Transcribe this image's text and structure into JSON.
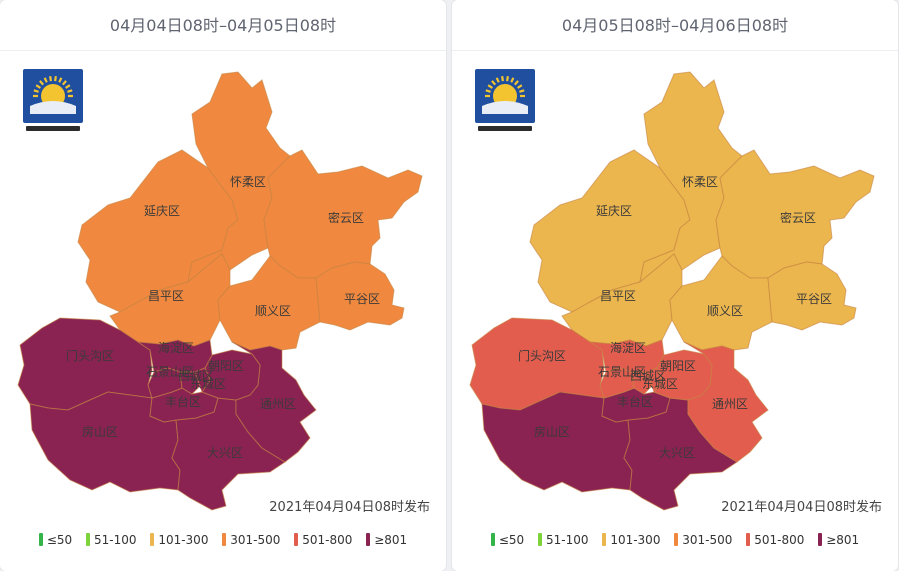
{
  "panels": [
    {
      "title": "04月04日08时–04月05日08时",
      "issued": "2021年04月04日08时发布",
      "district_colors": {
        "yanqing": "#f0893f",
        "huairou": "#f0893f",
        "miyun": "#f0893f",
        "changping": "#f0893f",
        "shunyi": "#f0893f",
        "pinggu": "#f0893f",
        "mentougou": "#8b2352",
        "haidian": "#8b2352",
        "shijingshan": "#8b2352",
        "chaoyang": "#8b2352",
        "xicheng": "#8b2352",
        "dongcheng": "#8b2352",
        "fengtai": "#8b2352",
        "tongzhou": "#8b2352",
        "fangshan": "#8b2352",
        "daxing": "#8b2352"
      }
    },
    {
      "title": "04月05日08时–04月06日08时",
      "issued": "2021年04月04日08时发布",
      "district_colors": {
        "yanqing": "#ecb64e",
        "huairou": "#ecb64e",
        "miyun": "#ecb64e",
        "changping": "#ecb64e",
        "shunyi": "#ecb64e",
        "pinggu": "#ecb64e",
        "mentougou": "#e35d4f",
        "haidian": "#e35d4f",
        "shijingshan": "#e35d4f",
        "chaoyang": "#e35d4f",
        "xicheng": "#e35d4f",
        "dongcheng": "#e35d4f",
        "fengtai": "#8b2352",
        "tongzhou": "#e35d4f",
        "fangshan": "#8b2352",
        "daxing": "#8b2352"
      }
    }
  ],
  "districts": {
    "yanqing": "延庆区",
    "huairou": "怀柔区",
    "miyun": "密云区",
    "changping": "昌平区",
    "shunyi": "顺义区",
    "pinggu": "平谷区",
    "mentougou": "门头沟区",
    "haidian": "海淀区",
    "shijingshan": "石景山区",
    "chaoyang": "朝阳区",
    "xicheng": "西城区",
    "dongcheng": "东城区",
    "fengtai": "丰台区",
    "tongzhou": "通州区",
    "fangshan": "房山区",
    "daxing": "大兴区"
  },
  "legend": [
    {
      "label": "≤50",
      "color": "#35b44a"
    },
    {
      "label": "51-100",
      "color": "#7ed33b"
    },
    {
      "label": "101-300",
      "color": "#ecb64e"
    },
    {
      "label": "301-500",
      "color": "#f0893f"
    },
    {
      "label": "501-800",
      "color": "#e35d4f"
    },
    {
      "label": "≥801",
      "color": "#8b2352"
    }
  ]
}
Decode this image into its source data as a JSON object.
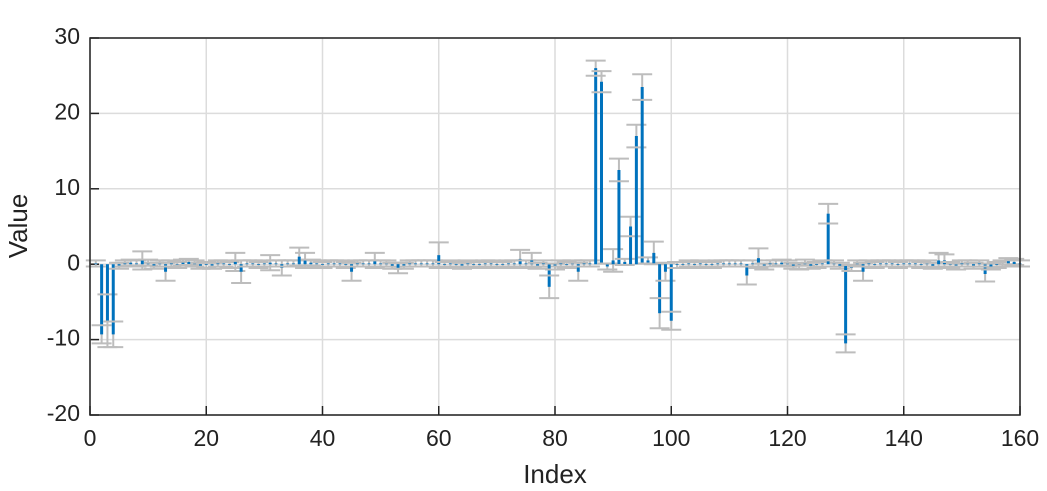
{
  "chart_data": {
    "type": "stem_errorbar",
    "xlabel": "Index",
    "ylabel": "Value",
    "xlim": [
      0,
      160
    ],
    "xticks": [
      0,
      20,
      40,
      60,
      80,
      100,
      120,
      140,
      160
    ],
    "ylim": [
      -20,
      30
    ],
    "yticks": [
      -20,
      -10,
      0,
      10,
      20,
      30
    ],
    "grid": true,
    "x": [
      1,
      2,
      3,
      4,
      5,
      6,
      7,
      8,
      9,
      10,
      11,
      12,
      13,
      14,
      15,
      16,
      17,
      18,
      19,
      20,
      21,
      22,
      23,
      24,
      25,
      26,
      27,
      28,
      29,
      30,
      31,
      32,
      33,
      34,
      35,
      36,
      37,
      38,
      39,
      40,
      41,
      42,
      43,
      44,
      45,
      46,
      47,
      48,
      49,
      50,
      51,
      52,
      53,
      54,
      55,
      56,
      57,
      58,
      59,
      60,
      61,
      62,
      63,
      64,
      65,
      66,
      67,
      68,
      69,
      70,
      71,
      72,
      73,
      74,
      75,
      76,
      77,
      78,
      79,
      80,
      81,
      82,
      83,
      84,
      85,
      86,
      87,
      88,
      89,
      90,
      91,
      92,
      93,
      94,
      95,
      96,
      97,
      98,
      99,
      100,
      101,
      102,
      103,
      104,
      105,
      106,
      107,
      108,
      109,
      110,
      111,
      112,
      113,
      114,
      115,
      116,
      117,
      118,
      119,
      120,
      121,
      122,
      123,
      124,
      125,
      126,
      127,
      128,
      129,
      130,
      131,
      132,
      133,
      134,
      135,
      136,
      137,
      138,
      139,
      140,
      141,
      142,
      143,
      144,
      145,
      146,
      147,
      148,
      149,
      150,
      151,
      152,
      153,
      154,
      155,
      156,
      157,
      158,
      159,
      160
    ],
    "series": [
      {
        "color": "#0072bd",
        "error_color": "#bdbdbd",
        "values": [
          0.1,
          -9.3,
          -7.5,
          -9.3,
          -0.2,
          0.1,
          0.2,
          0.1,
          0.5,
          0.2,
          -0.2,
          0.1,
          -1,
          0.1,
          -0.1,
          0.2,
          0.3,
          0.1,
          -0.2,
          -0.1,
          -0.2,
          0.1,
          0.1,
          -0.1,
          0.3,
          -1,
          0.1,
          0.1,
          -0.1,
          0.1,
          0.2,
          0.1,
          -0.5,
          0.1,
          0.1,
          1,
          0.5,
          0.2,
          0.1,
          -0.1,
          0.1,
          0.1,
          0.1,
          -0.1,
          -1,
          0.1,
          0.1,
          0.1,
          0.5,
          0.1,
          0.1,
          -0.2,
          -0.5,
          -0.2,
          0.1,
          0.1,
          0.1,
          0.1,
          0.1,
          1.2,
          -0.1,
          0.1,
          -0.1,
          -0.2,
          0.1,
          -0.1,
          -0.1,
          0.1,
          0.1,
          -0.1,
          -0.1,
          0.1,
          0.1,
          0.7,
          0.1,
          0.5,
          -0.2,
          0.1,
          -3,
          -0.3,
          0.1,
          -0.1,
          0.1,
          -1,
          0.1,
          0.1,
          26,
          24.2,
          -0.3,
          0.5,
          12.5,
          0.3,
          5,
          17,
          23.5,
          0.5,
          1.5,
          -6.5,
          -1,
          -7.5,
          -0.1,
          -0.1,
          0.1,
          -0.1,
          0.1,
          -0.1,
          -0.1,
          0.1,
          0.1,
          0.1,
          0.1,
          0.1,
          -1.5,
          0.1,
          0.8,
          -0.3,
          0.1,
          0.1,
          0.2,
          0.1,
          -0.2,
          -0.3,
          0.2,
          -0.2,
          -0.1,
          0.1,
          6.7,
          0.1,
          -0.2,
          -10.5,
          -0.5,
          0.1,
          -1,
          0.1,
          -0.1,
          0.1,
          0.1,
          0.1,
          -0.1,
          0.1,
          0.1,
          0.1,
          -0.1,
          0.1,
          -0.2,
          0.5,
          0.5,
          -0.1,
          -0.3,
          0.1,
          0.1,
          -0.2,
          0.1,
          -1.3,
          -0.3,
          -0.1,
          0.1,
          0.4,
          0.3,
          0.1
        ],
        "errors": [
          0.4,
          1.2,
          3.5,
          1.7,
          0.4,
          0.4,
          0.4,
          0.4,
          1.2,
          0.4,
          0.4,
          0.4,
          1.2,
          0.4,
          0.4,
          0.4,
          0.4,
          0.4,
          0.4,
          0.4,
          0.4,
          0.4,
          0.4,
          0.4,
          1.2,
          1.5,
          0.4,
          0.4,
          0.4,
          0.4,
          1,
          0.4,
          1,
          0.4,
          0.4,
          1.2,
          1,
          0.4,
          0.4,
          0.4,
          0.4,
          0.4,
          0.4,
          0.4,
          1.2,
          0.4,
          0.4,
          0.4,
          1,
          0.4,
          0.4,
          0.4,
          0.7,
          0.4,
          0.4,
          0.4,
          0.4,
          0.4,
          0.4,
          1.7,
          0.4,
          0.4,
          0.4,
          0.4,
          0.4,
          0.4,
          0.4,
          0.4,
          0.4,
          0.4,
          0.4,
          0.4,
          0.4,
          1.2,
          0.4,
          1,
          0.4,
          0.4,
          1.5,
          0.4,
          0.4,
          0.4,
          0.4,
          1.2,
          0.4,
          0.4,
          1,
          1.4,
          0.4,
          1.5,
          1.5,
          0.4,
          1.3,
          1.5,
          1.7,
          0.4,
          1.5,
          2,
          1.2,
          1.2,
          0.4,
          0.4,
          0.4,
          0.4,
          0.4,
          0.4,
          0.4,
          0.4,
          0.4,
          0.4,
          0.4,
          0.4,
          1.2,
          0.4,
          1.3,
          0.4,
          0.4,
          0.4,
          0.4,
          0.4,
          0.4,
          0.4,
          0.4,
          0.4,
          0.4,
          0.4,
          1.3,
          0.4,
          0.4,
          1.2,
          0.4,
          0.4,
          1.2,
          0.4,
          0.4,
          0.4,
          0.4,
          0.4,
          0.4,
          0.4,
          0.4,
          0.4,
          0.4,
          0.4,
          0.4,
          1,
          0.8,
          0.4,
          0.4,
          0.4,
          0.4,
          0.4,
          0.4,
          1,
          0.4,
          0.4,
          0.4,
          0.4,
          0.4,
          0.4
        ]
      }
    ]
  }
}
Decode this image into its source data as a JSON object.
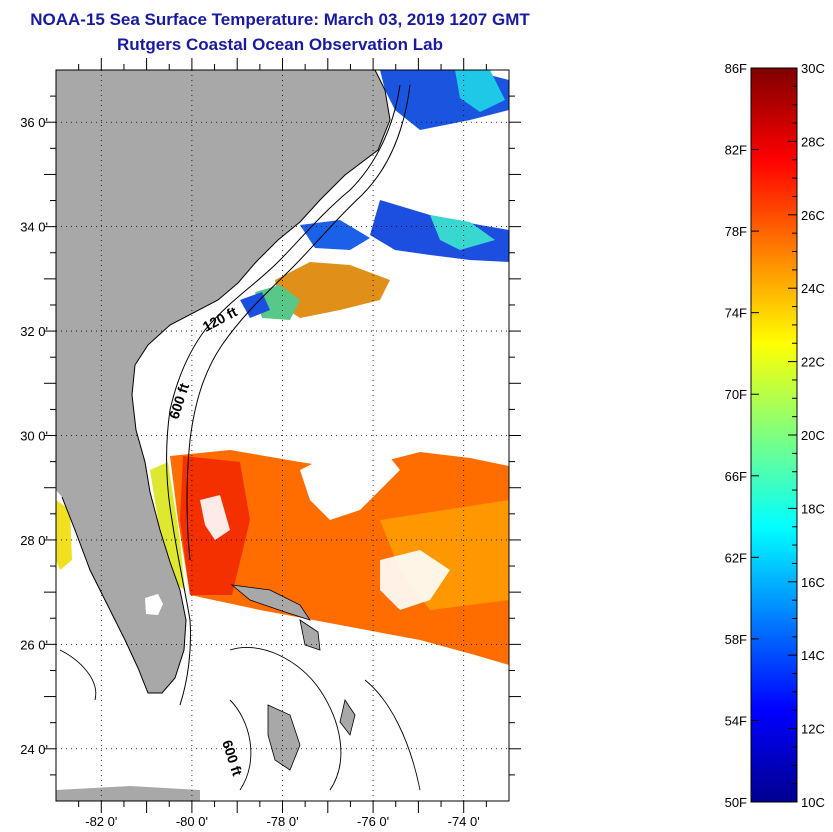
{
  "header": {
    "title": "NOAA-15 Sea Surface Temperature:  March 03, 2019 1207 GMT",
    "subtitle": "Rutgers Coastal Ocean Observation Lab"
  },
  "map": {
    "lat_labels": [
      "36 0'",
      "34 0'",
      "32 0'",
      "30 0'",
      "28 0'",
      "26 0'",
      "24 0'"
    ],
    "lon_labels": [
      "-82 0'",
      "-80 0'",
      "-78 0'",
      "-76 0'",
      "-74 0'"
    ],
    "lat_values": [
      36,
      34,
      32,
      30,
      28,
      26,
      24
    ],
    "lon_values": [
      -82,
      -80,
      -78,
      -76,
      -74
    ],
    "lon_range": [
      -83.0,
      -73.0
    ],
    "lat_range": [
      23.0,
      37.0
    ],
    "contour_labels": [
      "120 ft",
      "600 ft",
      "600 ft"
    ]
  },
  "legend": {
    "f_labels": [
      "86F",
      "82F",
      "78F",
      "74F",
      "70F",
      "66F",
      "62F",
      "58F",
      "54F",
      "50F"
    ],
    "c_labels": [
      "30C",
      "28C",
      "26C",
      "24C",
      "22C",
      "20C",
      "18C",
      "16C",
      "14C",
      "12C",
      "10C"
    ],
    "c_range": [
      10,
      30
    ],
    "colors": [
      "#00008f",
      "#0000ff",
      "#007fff",
      "#00ffff",
      "#7fff7f",
      "#ffff00",
      "#ff7f00",
      "#ff0000",
      "#7f0000"
    ]
  }
}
# # #
__SET EXERCISE__.
Pull out all lines from the listing that contain the string "huairou".

__THE OUTPUT__.
        "huairou": "#f0893f",
        "huairou": "#ecb64e",
    "huairou": "怀柔区",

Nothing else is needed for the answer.